**Your instructions:** Please rewrite these rows, replacing "Round" with "Circular" and leaving everything else unchanged.
--- Start of Provided records ---
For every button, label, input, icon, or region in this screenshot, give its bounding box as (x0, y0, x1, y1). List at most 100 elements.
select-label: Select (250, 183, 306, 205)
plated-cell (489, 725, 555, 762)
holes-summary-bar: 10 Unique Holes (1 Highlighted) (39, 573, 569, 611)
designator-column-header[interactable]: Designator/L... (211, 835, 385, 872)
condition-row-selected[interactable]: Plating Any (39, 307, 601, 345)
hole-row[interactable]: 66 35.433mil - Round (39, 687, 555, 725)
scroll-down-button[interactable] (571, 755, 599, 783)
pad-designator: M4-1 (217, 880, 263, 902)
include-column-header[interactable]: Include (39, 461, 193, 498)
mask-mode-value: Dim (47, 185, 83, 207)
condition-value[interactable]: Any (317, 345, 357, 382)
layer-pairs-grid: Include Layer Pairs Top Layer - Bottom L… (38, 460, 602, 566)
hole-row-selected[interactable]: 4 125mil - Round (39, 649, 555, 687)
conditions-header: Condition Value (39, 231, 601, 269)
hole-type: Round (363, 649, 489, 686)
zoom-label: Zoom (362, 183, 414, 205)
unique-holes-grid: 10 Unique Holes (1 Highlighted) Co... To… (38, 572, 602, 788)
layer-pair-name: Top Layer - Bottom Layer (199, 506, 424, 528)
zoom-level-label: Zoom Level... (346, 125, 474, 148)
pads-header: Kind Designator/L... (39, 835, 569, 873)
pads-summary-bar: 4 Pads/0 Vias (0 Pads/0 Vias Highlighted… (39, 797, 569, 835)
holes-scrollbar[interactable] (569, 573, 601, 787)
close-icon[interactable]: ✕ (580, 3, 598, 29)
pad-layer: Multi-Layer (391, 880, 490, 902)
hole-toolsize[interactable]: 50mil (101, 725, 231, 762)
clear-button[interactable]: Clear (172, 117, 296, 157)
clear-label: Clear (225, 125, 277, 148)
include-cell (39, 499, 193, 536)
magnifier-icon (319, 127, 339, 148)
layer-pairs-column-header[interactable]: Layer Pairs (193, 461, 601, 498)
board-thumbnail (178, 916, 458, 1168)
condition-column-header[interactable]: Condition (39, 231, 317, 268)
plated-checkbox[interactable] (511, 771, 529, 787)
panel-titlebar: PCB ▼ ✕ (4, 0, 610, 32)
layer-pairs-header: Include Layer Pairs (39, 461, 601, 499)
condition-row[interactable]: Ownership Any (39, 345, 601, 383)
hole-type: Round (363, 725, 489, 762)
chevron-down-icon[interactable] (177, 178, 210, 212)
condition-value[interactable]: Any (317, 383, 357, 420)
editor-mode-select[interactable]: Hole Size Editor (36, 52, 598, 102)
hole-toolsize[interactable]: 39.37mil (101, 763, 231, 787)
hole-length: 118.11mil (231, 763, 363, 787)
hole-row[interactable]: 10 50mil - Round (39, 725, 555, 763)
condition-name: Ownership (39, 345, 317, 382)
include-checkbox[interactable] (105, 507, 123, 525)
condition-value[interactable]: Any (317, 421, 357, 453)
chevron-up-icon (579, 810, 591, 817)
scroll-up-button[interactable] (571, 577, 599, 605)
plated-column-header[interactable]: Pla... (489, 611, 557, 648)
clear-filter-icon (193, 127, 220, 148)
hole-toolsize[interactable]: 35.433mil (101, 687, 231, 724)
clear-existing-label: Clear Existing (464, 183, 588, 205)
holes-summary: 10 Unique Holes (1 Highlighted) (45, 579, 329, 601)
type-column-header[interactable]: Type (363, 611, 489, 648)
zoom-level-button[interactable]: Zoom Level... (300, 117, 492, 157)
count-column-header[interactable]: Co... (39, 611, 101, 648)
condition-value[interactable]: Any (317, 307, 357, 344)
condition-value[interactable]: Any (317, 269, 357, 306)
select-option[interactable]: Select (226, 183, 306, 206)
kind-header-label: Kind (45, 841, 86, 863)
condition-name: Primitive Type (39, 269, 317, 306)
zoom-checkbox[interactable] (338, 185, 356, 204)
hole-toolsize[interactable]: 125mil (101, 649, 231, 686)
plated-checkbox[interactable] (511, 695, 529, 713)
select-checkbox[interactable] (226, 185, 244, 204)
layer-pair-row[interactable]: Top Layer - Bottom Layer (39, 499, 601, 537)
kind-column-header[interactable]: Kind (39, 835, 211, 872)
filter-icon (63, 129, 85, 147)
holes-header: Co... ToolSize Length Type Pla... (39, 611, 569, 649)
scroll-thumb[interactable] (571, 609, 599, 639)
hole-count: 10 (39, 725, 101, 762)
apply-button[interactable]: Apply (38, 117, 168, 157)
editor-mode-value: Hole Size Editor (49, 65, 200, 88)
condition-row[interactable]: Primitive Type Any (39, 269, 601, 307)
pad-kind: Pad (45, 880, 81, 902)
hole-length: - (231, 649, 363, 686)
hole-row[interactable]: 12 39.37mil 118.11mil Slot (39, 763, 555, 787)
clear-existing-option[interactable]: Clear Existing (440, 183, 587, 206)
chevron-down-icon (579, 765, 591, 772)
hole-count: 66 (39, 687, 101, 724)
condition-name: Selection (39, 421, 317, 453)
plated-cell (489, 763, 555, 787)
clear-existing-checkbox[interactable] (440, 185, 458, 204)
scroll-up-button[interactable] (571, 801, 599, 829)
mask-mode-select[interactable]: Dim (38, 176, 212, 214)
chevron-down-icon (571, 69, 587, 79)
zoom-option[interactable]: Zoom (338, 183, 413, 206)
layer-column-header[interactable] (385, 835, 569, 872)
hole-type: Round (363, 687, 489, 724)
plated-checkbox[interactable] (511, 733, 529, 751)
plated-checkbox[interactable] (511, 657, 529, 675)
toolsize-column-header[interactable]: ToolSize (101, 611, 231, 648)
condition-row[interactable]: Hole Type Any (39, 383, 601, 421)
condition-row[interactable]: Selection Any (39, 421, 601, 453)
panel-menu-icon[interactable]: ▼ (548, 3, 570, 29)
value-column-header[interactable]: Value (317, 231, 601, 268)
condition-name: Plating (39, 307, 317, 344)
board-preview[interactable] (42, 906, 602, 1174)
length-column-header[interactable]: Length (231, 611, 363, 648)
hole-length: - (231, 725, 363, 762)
--- End of Provided records ---
**Answer to this problem:**
For every button, label, input, icon, or region in this screenshot, give its bounding box as (x0, y0, x1, y1). List at most 100 elements.
select-label: Select (250, 183, 306, 205)
plated-cell (489, 725, 555, 762)
holes-summary-bar: 10 Unique Holes (1 Highlighted) (39, 573, 569, 611)
designator-column-header[interactable]: Designator/L... (211, 835, 385, 872)
condition-row-selected[interactable]: Plating Any (39, 307, 601, 345)
hole-row[interactable]: 66 35.433mil - Circular (39, 687, 555, 725)
scroll-down-button[interactable] (571, 755, 599, 783)
pad-designator: M4-1 (217, 880, 263, 902)
include-column-header[interactable]: Include (39, 461, 193, 498)
mask-mode-value: Dim (47, 185, 83, 207)
condition-value[interactable]: Any (317, 345, 357, 382)
layer-pairs-grid: Include Layer Pairs Top Layer - Bottom L… (38, 460, 602, 566)
hole-row-selected[interactable]: 4 125mil - Circular (39, 649, 555, 687)
conditions-header: Condition Value (39, 231, 601, 269)
hole-type: Circular (363, 649, 489, 686)
zoom-label: Zoom (362, 183, 414, 205)
unique-holes-grid: 10 Unique Holes (1 Highlighted) Co... To… (38, 572, 602, 788)
layer-pair-name: Top Layer - Bottom Layer (199, 506, 424, 528)
zoom-level-label: Zoom Level... (346, 125, 474, 148)
pads-header: Kind Designator/L... (39, 835, 569, 873)
pads-summary-bar: 4 Pads/0 Vias (0 Pads/0 Vias Highlighted… (39, 797, 569, 835)
holes-scrollbar[interactable] (569, 573, 601, 787)
close-icon[interactable]: ✕ (580, 3, 598, 29)
pad-layer: Multi-Layer (391, 880, 490, 902)
hole-toolsize[interactable]: 50mil (101, 725, 231, 762)
clear-button[interactable]: Clear (172, 117, 296, 157)
clear-label: Clear (225, 125, 277, 148)
include-cell (39, 499, 193, 536)
magnifier-icon (319, 127, 339, 148)
layer-pairs-column-header[interactable]: Layer Pairs (193, 461, 601, 498)
board-thumbnail (178, 916, 458, 1168)
condition-column-header[interactable]: Condition (39, 231, 317, 268)
plated-checkbox[interactable] (511, 771, 529, 787)
panel-titlebar: PCB ▼ ✕ (4, 0, 610, 32)
layer-pairs-header: Include Layer Pairs (39, 461, 601, 499)
condition-row[interactable]: Ownership Any (39, 345, 601, 383)
hole-type: Circular (363, 725, 489, 762)
chevron-down-icon[interactable] (177, 178, 210, 212)
condition-value[interactable]: Any (317, 383, 357, 420)
editor-mode-select[interactable]: Hole Size Editor (36, 52, 598, 102)
hole-toolsize[interactable]: 39.37mil (101, 763, 231, 787)
hole-length: 118.11mil (231, 763, 363, 787)
hole-row[interactable]: 10 50mil - Circular (39, 725, 555, 763)
condition-name: Ownership (39, 345, 317, 382)
include-checkbox[interactable] (105, 507, 123, 525)
condition-value[interactable]: Any (317, 421, 357, 453)
chevron-up-icon (579, 810, 591, 817)
scroll-up-button[interactable] (571, 577, 599, 605)
plated-column-header[interactable]: Pla... (489, 611, 557, 648)
clear-filter-icon (193, 127, 220, 148)
hole-toolsize[interactable]: 35.433mil (101, 687, 231, 724)
clear-existing-label: Clear Existing (464, 183, 588, 205)
holes-summary: 10 Unique Holes (1 Highlighted) (45, 579, 329, 601)
type-column-header[interactable]: Type (363, 611, 489, 648)
zoom-level-button[interactable]: Zoom Level... (300, 117, 492, 157)
count-column-header[interactable]: Co... (39, 611, 101, 648)
condition-value[interactable]: Any (317, 307, 357, 344)
condition-value[interactable]: Any (317, 269, 357, 306)
select-option[interactable]: Select (226, 183, 306, 206)
kind-header-label: Kind (45, 841, 86, 863)
condition-name: Primitive Type (39, 269, 317, 306)
zoom-checkbox[interactable] (338, 185, 356, 204)
hole-toolsize[interactable]: 125mil (101, 649, 231, 686)
plated-checkbox[interactable] (511, 695, 529, 713)
select-checkbox[interactable] (226, 185, 244, 204)
layer-pair-row[interactable]: Top Layer - Bottom Layer (39, 499, 601, 537)
kind-column-header[interactable]: Kind (39, 835, 211, 872)
filter-icon (63, 129, 85, 147)
holes-header: Co... ToolSize Length Type Pla... (39, 611, 569, 649)
scroll-thumb[interactable] (571, 609, 599, 639)
hole-count: 10 (39, 725, 101, 762)
apply-button[interactable]: Apply (38, 117, 168, 157)
editor-mode-value: Hole Size Editor (49, 65, 200, 88)
condition-row[interactable]: Primitive Type Any (39, 269, 601, 307)
pad-kind: Pad (45, 880, 81, 902)
hole-length: - (231, 649, 363, 686)
hole-row[interactable]: 12 39.37mil 118.11mil Slot (39, 763, 555, 787)
clear-existing-option[interactable]: Clear Existing (440, 183, 587, 206)
chevron-down-icon (579, 765, 591, 772)
hole-count: 66 (39, 687, 101, 724)
condition-name: Selection (39, 421, 317, 453)
plated-cell (489, 763, 555, 787)
clear-existing-checkbox[interactable] (440, 185, 458, 204)
scroll-up-button[interactable] (571, 801, 599, 829)
mask-mode-select[interactable]: Dim (38, 176, 212, 214)
chevron-down-icon (571, 69, 587, 79)
zoom-option[interactable]: Zoom (338, 183, 413, 206)
layer-column-header[interactable] (385, 835, 569, 872)
hole-type: Circular (363, 687, 489, 724)
plated-checkbox[interactable] (511, 733, 529, 751)
plated-checkbox[interactable] (511, 657, 529, 675)
toolsize-column-header[interactable]: ToolSize (101, 611, 231, 648)
condition-row[interactable]: Hole Type Any (39, 383, 601, 421)
condition-row[interactable]: Selection Any (39, 421, 601, 453)
panel-menu-icon[interactable]: ▼ (548, 3, 570, 29)
value-column-header[interactable]: Value (317, 231, 601, 268)
condition-name: Plating (39, 307, 317, 344)
board-preview[interactable] (42, 906, 602, 1174)
length-column-header[interactable]: Length (231, 611, 363, 648)
hole-length: - (231, 725, 363, 762)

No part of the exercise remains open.